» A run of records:
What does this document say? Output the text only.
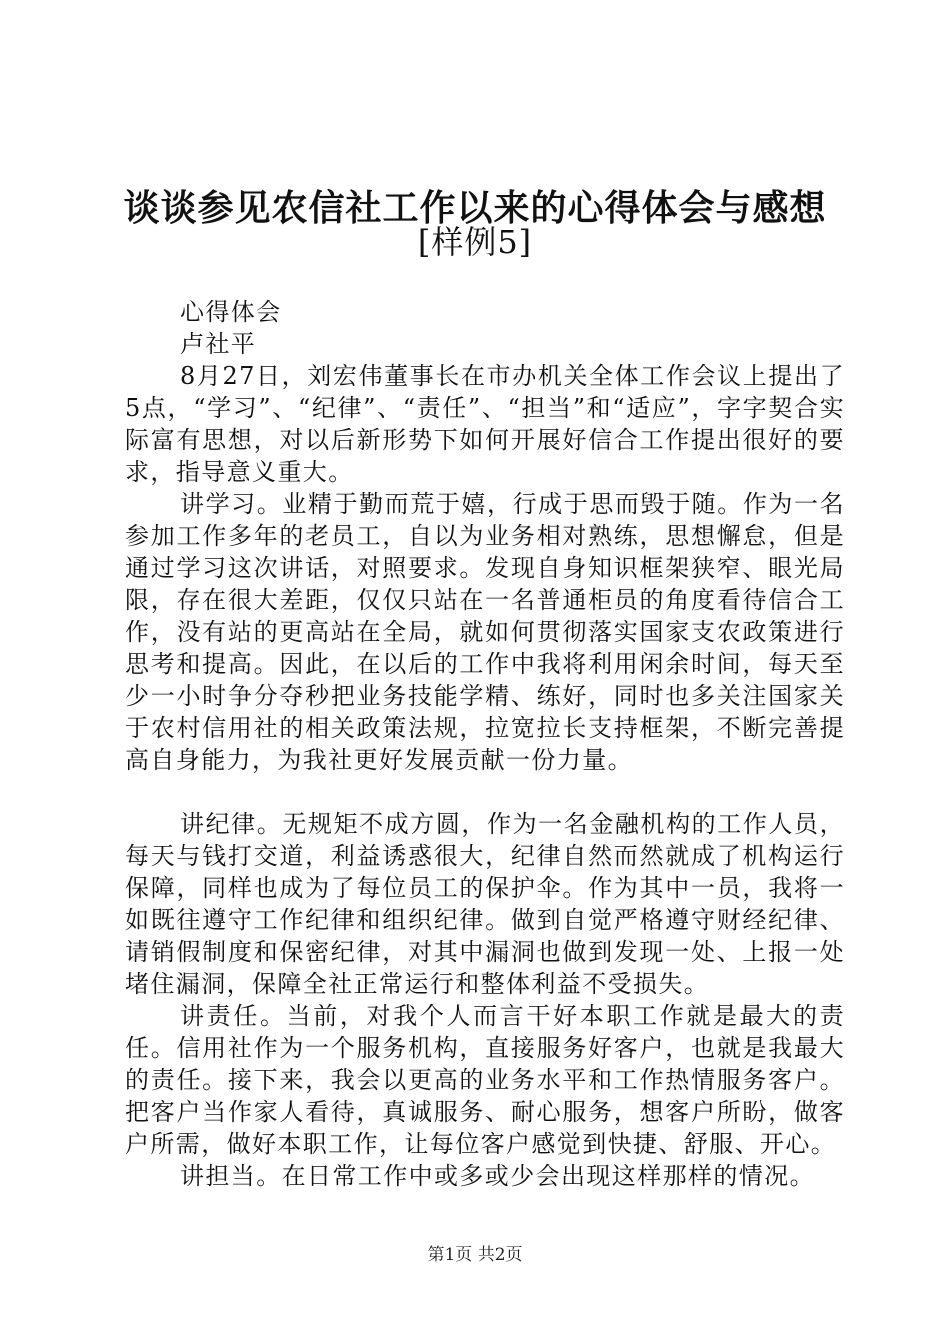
谈谈参见农信社工作以来的心得体会与感想
[样例5]

心得体会

卢社平

8月27日，刘宏伟董事长在市办机关全体工作会议上提出了5点，“学习”、“纪律”、“责任”、“担当”和“适应”，字字契合实际富有思想，对以后新形势下如何开展好信合工作提出很好的要求，指导意义重大。

讲学习。业精于勤而荒于嬉，行成于思而毁于随。作为一名参加工作多年的老员工，自以为业务相对熟练，思想懈怠，但是通过学习这次讲话，对照要求。发现自身知识框架狭窄、眼光局限，存在很大差距，仅仅只站在一名普通柜员的角度看待信合工作，没有站的更高站在全局，就如何贯彻落实国家支农政策进行思考和提高。因此，在以后的工作中我将利用闲余时间，每天至少一小时争分夺秒把业务技能学精、练好，同时也多关注国家关于农村信用社的相关政策法规，拉宽拉长支持框架，不断完善提高自身能力，为我社更好发展贡献一份力量。

讲纪律。无规矩不成方圆，作为一名金融机构的工作人员，每天与钱打交道，利益诱惑很大，纪律自然而然就成了机构运行保障，同样也成为了每位员工的保护伞。作为其中一员，我将一如既往遵守工作纪律和组织纪律。做到自觉严格遵守财经纪律、请销假制度和保密纪律，对其中漏洞也做到发现一处、上报一处堵住漏洞，保障全社正常运行和整体利益不受损失。

讲责任。当前，对我个人而言干好本职工作就是最大的责任。信用社作为一个服务机构，直接服务好客户，也就是我最大的责任。接下来，我会以更高的业务水平和工作热情服务客户。把客户当作家人看待，真诚服务、耐心服务，想客户所盼，做客户所需，做好本职工作，让每位客户感觉到快捷、舒服、开心。

讲担当。在日常工作中或多或少会出现这样那样的情况。

第1页 共2页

» Exercise requirements: Write out the entries again, exactly as given, skipping any images.

» Problem solution:
What does this document say? Output the text only.
谈谈参见农信社工作以来的心得体会与感想
[样例5]

心得体会

卢社平

8月27日，刘宏伟董事长在市办机关全体工作会议上提出了5点，“学习”、“纪律”、“责任”、“担当”和“适应”，字字契合实际富有思想，对以后新形势下如何开展好信合工作提出很好的要求，指导意义重大。

讲学习。业精于勤而荒于嬉，行成于思而毁于随。作为一名参加工作多年的老员工，自以为业务相对熟练，思想懈怠，但是通过学习这次讲话，对照要求。发现自身知识框架狭窄、眼光局限，存在很大差距，仅仅只站在一名普通柜员的角度看待信合工作，没有站的更高站在全局，就如何贯彻落实国家支农政策进行思考和提高。因此，在以后的工作中我将利用闲余时间，每天至少一小时争分夺秒把业务技能学精、练好，同时也多关注国家关于农村信用社的相关政策法规，拉宽拉长支持框架，不断完善提高自身能力，为我社更好发展贡献一份力量。

讲纪律。无规矩不成方圆，作为一名金融机构的工作人员，每天与钱打交道，利益诱惑很大，纪律自然而然就成了机构运行保障，同样也成为了每位员工的保护伞。作为其中一员，我将一如既往遵守工作纪律和组织纪律。做到自觉严格遵守财经纪律、请销假制度和保密纪律，对其中漏洞也做到发现一处、上报一处堵住漏洞，保障全社正常运行和整体利益不受损失。

讲责任。当前，对我个人而言干好本职工作就是最大的责任。信用社作为一个服务机构，直接服务好客户，也就是我最大的责任。接下来，我会以更高的业务水平和工作热情服务客户。把客户当作家人看待，真诚服务、耐心服务，想客户所盼，做客户所需，做好本职工作，让每位客户感觉到快捷、舒服、开心。

讲担当。在日常工作中或多或少会出现这样那样的情况。

第1页 共2页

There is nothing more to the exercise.